Items from a figure collection
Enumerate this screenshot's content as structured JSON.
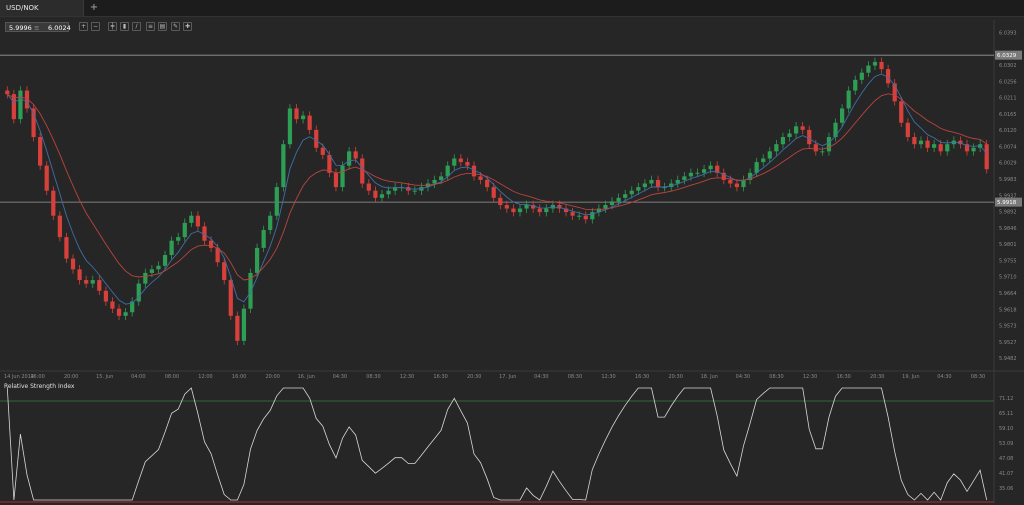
{
  "tab": {
    "label": "USD/NOK",
    "add_label": "+"
  },
  "quote": {
    "bid": "5.9996",
    "separator": "≡",
    "ask": "6.0024"
  },
  "toolbar_icons": [
    "zoom-in-icon",
    "zoom-out-icon",
    "bar-chart-icon",
    "candles-icon",
    "line-chart-icon",
    "indicators-icon",
    "template-icon",
    "drawing-icon",
    "crosshair-icon"
  ],
  "colors": {
    "bull": "#2f9e55",
    "bear": "#d8403c",
    "ema_fast": "#3e6ea8",
    "ema_slow": "#b84440",
    "rsi_line": "#d8d8d8",
    "rsi_upper": "#3d7a3d",
    "rsi_lower": "#a53333",
    "background": "#262626"
  },
  "price_axis": {
    "ticks": [
      "6.0393",
      "6.0302",
      "6.0256",
      "6.0211",
      "6.0165",
      "6.0120",
      "6.0074",
      "6.0029",
      "5.9983",
      "5.9937",
      "5.9892",
      "5.9846",
      "5.9801",
      "5.9755",
      "5.9710",
      "5.9664",
      "5.9618",
      "5.9573",
      "5.9527",
      "5.9482"
    ]
  },
  "horizontal_lines": [
    {
      "label": "6.0329",
      "value": 6.0329
    },
    {
      "label": "5.9918",
      "value": 5.9918
    }
  ],
  "time_axis": {
    "labels": [
      "14 Jun 2014",
      "16:00",
      "20:00",
      "15. Jun",
      "04:00",
      "08:00",
      "12:00",
      "16:00",
      "20:00",
      "16. Jun",
      "04:30",
      "08:30",
      "12:30",
      "16:30",
      "20:30",
      "17. Jun",
      "04:30",
      "08:30",
      "12:30",
      "16:30",
      "20:30",
      "18. Jun",
      "04:30",
      "08:30",
      "12:30",
      "16:30",
      "20:30",
      "19. Jun",
      "04:30",
      "08:30"
    ]
  },
  "rsi": {
    "title": "Relative Strength Index",
    "ticks": [
      "71.12",
      "65.11",
      "59.10",
      "53.09",
      "47.08",
      "41.07",
      "35.06"
    ],
    "upper_level": 70,
    "lower_level": 30
  },
  "chart_data": {
    "type": "candlestick",
    "symbol": "USD/NOK",
    "ylim": [
      5.9468,
      6.0405
    ],
    "close": [
      6.022,
      6.015,
      6.023,
      6.018,
      6.01,
      6.002,
      5.995,
      5.988,
      5.982,
      5.976,
      5.973,
      5.97,
      5.969,
      5.97,
      5.967,
      5.964,
      5.962,
      5.96,
      5.961,
      5.964,
      5.969,
      5.972,
      5.973,
      5.974,
      5.977,
      5.981,
      5.982,
      5.986,
      5.988,
      5.985,
      5.981,
      5.979,
      5.975,
      5.97,
      5.96,
      5.953,
      5.962,
      5.972,
      5.979,
      5.984,
      5.988,
      5.996,
      6.008,
      6.018,
      6.015,
      6.016,
      6.012,
      6.007,
      6.005,
      6.0,
      5.996,
      6.002,
      6.006,
      6.004,
      5.997,
      5.995,
      5.993,
      5.994,
      5.995,
      5.996,
      5.996,
      5.995,
      5.995,
      5.996,
      5.997,
      5.998,
      5.999,
      6.002,
      6.004,
      6.003,
      6.002,
      5.999,
      5.998,
      5.996,
      5.993,
      5.991,
      5.99,
      5.989,
      5.99,
      5.991,
      5.99,
      5.989,
      5.99,
      5.991,
      5.99,
      5.989,
      5.988,
      5.988,
      5.987,
      5.989,
      5.99,
      5.991,
      5.992,
      5.993,
      5.994,
      5.995,
      5.996,
      5.997,
      5.998,
      5.996,
      5.996,
      5.997,
      5.998,
      5.999,
      6.0,
      6.0,
      6.001,
      6.002,
      6.0,
      5.998,
      5.997,
      5.996,
      5.998,
      6.0,
      6.003,
      6.004,
      6.006,
      6.008,
      6.01,
      6.011,
      6.013,
      6.012,
      6.008,
      6.006,
      6.006,
      6.01,
      6.014,
      6.018,
      6.023,
      6.026,
      6.028,
      6.03,
      6.031,
      6.029,
      6.025,
      6.02,
      6.014,
      6.01,
      6.008,
      6.009,
      6.007,
      6.008,
      6.006,
      6.008,
      6.009,
      6.008,
      6.006,
      6.007,
      6.008,
      6.001
    ]
  }
}
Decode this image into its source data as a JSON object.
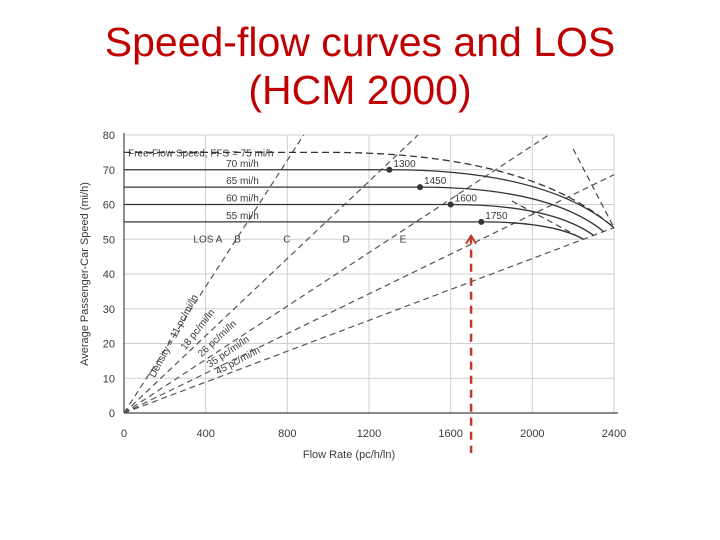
{
  "slide": {
    "title_line1": "Speed-flow curves and LOS",
    "title_line2": "(HCM 2000)"
  },
  "chart_data": {
    "type": "line",
    "xlabel": "Flow Rate (pc/h/ln)",
    "ylabel": "Average Passenger-Car Speed (mi/h)",
    "xlim": [
      0,
      2400
    ],
    "ylim": [
      0,
      80
    ],
    "x_ticks": [
      0,
      400,
      800,
      1200,
      1600,
      2000,
      2400
    ],
    "y_ticks": [
      0,
      10,
      20,
      30,
      40,
      50,
      60,
      70,
      80
    ],
    "grid": true,
    "ffs_header": "Free-Flow Speed, FFS = 75 mi/h",
    "series": [
      {
        "name": "75 mi/h",
        "ffs": 75,
        "breakpoint": 1000,
        "capacity": 2400,
        "speed_at_capacity": 53.3,
        "style": "dashed",
        "breakpoint_label": ""
      },
      {
        "name": "70 mi/h",
        "ffs": 70,
        "breakpoint": 1300,
        "capacity": 2400,
        "speed_at_capacity": 53.3,
        "style": "solid",
        "breakpoint_label": "1300"
      },
      {
        "name": "65 mi/h",
        "ffs": 65,
        "breakpoint": 1450,
        "capacity": 2350,
        "speed_at_capacity": 52.2,
        "style": "solid",
        "breakpoint_label": "1450"
      },
      {
        "name": "60 mi/h",
        "ffs": 60,
        "breakpoint": 1600,
        "capacity": 2300,
        "speed_at_capacity": 51.1,
        "style": "solid",
        "breakpoint_label": "1600"
      },
      {
        "name": "55 mi/h",
        "ffs": 55,
        "breakpoint": 1750,
        "capacity": 2250,
        "speed_at_capacity": 50.0,
        "style": "solid",
        "breakpoint_label": "1750"
      }
    ],
    "density_lines": [
      {
        "density": 11,
        "label": "Density = 11 pc/mi/ln"
      },
      {
        "density": 18,
        "label": "18 pc/mi/ln"
      },
      {
        "density": 26,
        "label": "26 pc/mi/ln"
      },
      {
        "density": 35,
        "label": "35 pc/mi/ln"
      },
      {
        "density": 45,
        "label": "45 pc/mi/ln"
      }
    ],
    "los_labels": [
      {
        "label": "LOS A",
        "x": 340,
        "y": 49
      },
      {
        "label": "B",
        "x": 540,
        "y": 49
      },
      {
        "label": "C",
        "x": 780,
        "y": 49
      },
      {
        "label": "D",
        "x": 1070,
        "y": 49
      },
      {
        "label": "E",
        "x": 1350,
        "y": 49
      }
    ],
    "annotation": {
      "x": 1700,
      "color": "#c0392b"
    }
  }
}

§ **Problem to solve**: Restate the data above exactly, stripping out each image.

§ **Answer to this task**:
Enumerate this screenshot's content as structured JSON.
{
  "tab": {
    "label": "USD/NOK",
    "add_label": "+"
  },
  "quote": {
    "bid": "5.9996",
    "separator": "≡",
    "ask": "6.0024"
  },
  "toolbar_icons": [
    "zoom-in-icon",
    "zoom-out-icon",
    "bar-chart-icon",
    "candles-icon",
    "line-chart-icon",
    "indicators-icon",
    "template-icon",
    "drawing-icon",
    "crosshair-icon"
  ],
  "colors": {
    "bull": "#2f9e55",
    "bear": "#d8403c",
    "ema_fast": "#3e6ea8",
    "ema_slow": "#b84440",
    "rsi_line": "#d8d8d8",
    "rsi_upper": "#3d7a3d",
    "rsi_lower": "#a53333",
    "background": "#262626"
  },
  "price_axis": {
    "ticks": [
      "6.0393",
      "6.0302",
      "6.0256",
      "6.0211",
      "6.0165",
      "6.0120",
      "6.0074",
      "6.0029",
      "5.9983",
      "5.9937",
      "5.9892",
      "5.9846",
      "5.9801",
      "5.9755",
      "5.9710",
      "5.9664",
      "5.9618",
      "5.9573",
      "5.9527",
      "5.9482"
    ]
  },
  "horizontal_lines": [
    {
      "label": "6.0329",
      "value": 6.0329
    },
    {
      "label": "5.9918",
      "value": 5.9918
    }
  ],
  "time_axis": {
    "labels": [
      "14 Jun 2014",
      "16:00",
      "20:00",
      "15. Jun",
      "04:00",
      "08:00",
      "12:00",
      "16:00",
      "20:00",
      "16. Jun",
      "04:30",
      "08:30",
      "12:30",
      "16:30",
      "20:30",
      "17. Jun",
      "04:30",
      "08:30",
      "12:30",
      "16:30",
      "20:30",
      "18. Jun",
      "04:30",
      "08:30",
      "12:30",
      "16:30",
      "20:30",
      "19. Jun",
      "04:30",
      "08:30"
    ]
  },
  "rsi": {
    "title": "Relative Strength Index",
    "ticks": [
      "71.12",
      "65.11",
      "59.10",
      "53.09",
      "47.08",
      "41.07",
      "35.06"
    ],
    "upper_level": 70,
    "lower_level": 30
  },
  "chart_data": {
    "type": "candlestick",
    "symbol": "USD/NOK",
    "ylim": [
      5.9468,
      6.0405
    ],
    "close": [
      6.022,
      6.015,
      6.023,
      6.018,
      6.01,
      6.002,
      5.995,
      5.988,
      5.982,
      5.976,
      5.973,
      5.97,
      5.969,
      5.97,
      5.967,
      5.964,
      5.962,
      5.96,
      5.961,
      5.964,
      5.969,
      5.972,
      5.973,
      5.974,
      5.977,
      5.981,
      5.982,
      5.986,
      5.988,
      5.985,
      5.981,
      5.979,
      5.975,
      5.97,
      5.96,
      5.953,
      5.962,
      5.972,
      5.979,
      5.984,
      5.988,
      5.996,
      6.008,
      6.018,
      6.015,
      6.016,
      6.012,
      6.007,
      6.005,
      6.0,
      5.996,
      6.002,
      6.006,
      6.004,
      5.997,
      5.995,
      5.993,
      5.994,
      5.995,
      5.996,
      5.996,
      5.995,
      5.995,
      5.996,
      5.997,
      5.998,
      5.999,
      6.002,
      6.004,
      6.003,
      6.002,
      5.999,
      5.998,
      5.996,
      5.993,
      5.991,
      5.99,
      5.989,
      5.99,
      5.991,
      5.99,
      5.989,
      5.99,
      5.991,
      5.99,
      5.989,
      5.988,
      5.988,
      5.987,
      5.989,
      5.99,
      5.991,
      5.992,
      5.993,
      5.994,
      5.995,
      5.996,
      5.997,
      5.998,
      5.996,
      5.996,
      5.997,
      5.998,
      5.999,
      6.0,
      6.0,
      6.001,
      6.002,
      6.0,
      5.998,
      5.997,
      5.996,
      5.998,
      6.0,
      6.003,
      6.004,
      6.006,
      6.008,
      6.01,
      6.011,
      6.013,
      6.012,
      6.008,
      6.006,
      6.006,
      6.01,
      6.014,
      6.018,
      6.023,
      6.026,
      6.028,
      6.03,
      6.031,
      6.029,
      6.025,
      6.02,
      6.014,
      6.01,
      6.008,
      6.009,
      6.007,
      6.008,
      6.006,
      6.008,
      6.009,
      6.008,
      6.006,
      6.007,
      6.008,
      6.001
    ]
  }
}
Decode this image into its source data as a JSON object.
{
  "slide": {
    "title_line1": "Speed-flow curves and LOS",
    "title_line2": "(HCM 2000)"
  },
  "chart_data": {
    "type": "line",
    "xlabel": "Flow Rate (pc/h/ln)",
    "ylabel": "Average Passenger-Car Speed (mi/h)",
    "xlim": [
      0,
      2400
    ],
    "ylim": [
      0,
      80
    ],
    "x_ticks": [
      0,
      400,
      800,
      1200,
      1600,
      2000,
      2400
    ],
    "y_ticks": [
      0,
      10,
      20,
      30,
      40,
      50,
      60,
      70,
      80
    ],
    "grid": true,
    "ffs_header": "Free-Flow Speed, FFS = 75 mi/h",
    "series": [
      {
        "name": "75 mi/h",
        "ffs": 75,
        "breakpoint": 1000,
        "capacity": 2400,
        "speed_at_capacity": 53.3,
        "style": "dashed",
        "breakpoint_label": ""
      },
      {
        "name": "70 mi/h",
        "ffs": 70,
        "breakpoint": 1300,
        "capacity": 2400,
        "speed_at_capacity": 53.3,
        "style": "solid",
        "breakpoint_label": "1300"
      },
      {
        "name": "65 mi/h",
        "ffs": 65,
        "breakpoint": 1450,
        "capacity": 2350,
        "speed_at_capacity": 52.2,
        "style": "solid",
        "breakpoint_label": "1450"
      },
      {
        "name": "60 mi/h",
        "ffs": 60,
        "breakpoint": 1600,
        "capacity": 2300,
        "speed_at_capacity": 51.1,
        "style": "solid",
        "breakpoint_label": "1600"
      },
      {
        "name": "55 mi/h",
        "ffs": 55,
        "breakpoint": 1750,
        "capacity": 2250,
        "speed_at_capacity": 50.0,
        "style": "solid",
        "breakpoint_label": "1750"
      }
    ],
    "density_lines": [
      {
        "density": 11,
        "label": "Density = 11 pc/mi/ln"
      },
      {
        "density": 18,
        "label": "18 pc/mi/ln"
      },
      {
        "density": 26,
        "label": "26 pc/mi/ln"
      },
      {
        "density": 35,
        "label": "35 pc/mi/ln"
      },
      {
        "density": 45,
        "label": "45 pc/mi/ln"
      }
    ],
    "los_labels": [
      {
        "label": "LOS A",
        "x": 340,
        "y": 49
      },
      {
        "label": "B",
        "x": 540,
        "y": 49
      },
      {
        "label": "C",
        "x": 780,
        "y": 49
      },
      {
        "label": "D",
        "x": 1070,
        "y": 49
      },
      {
        "label": "E",
        "x": 1350,
        "y": 49
      }
    ],
    "annotation": {
      "x": 1700,
      "color": "#c0392b"
    }
  }
}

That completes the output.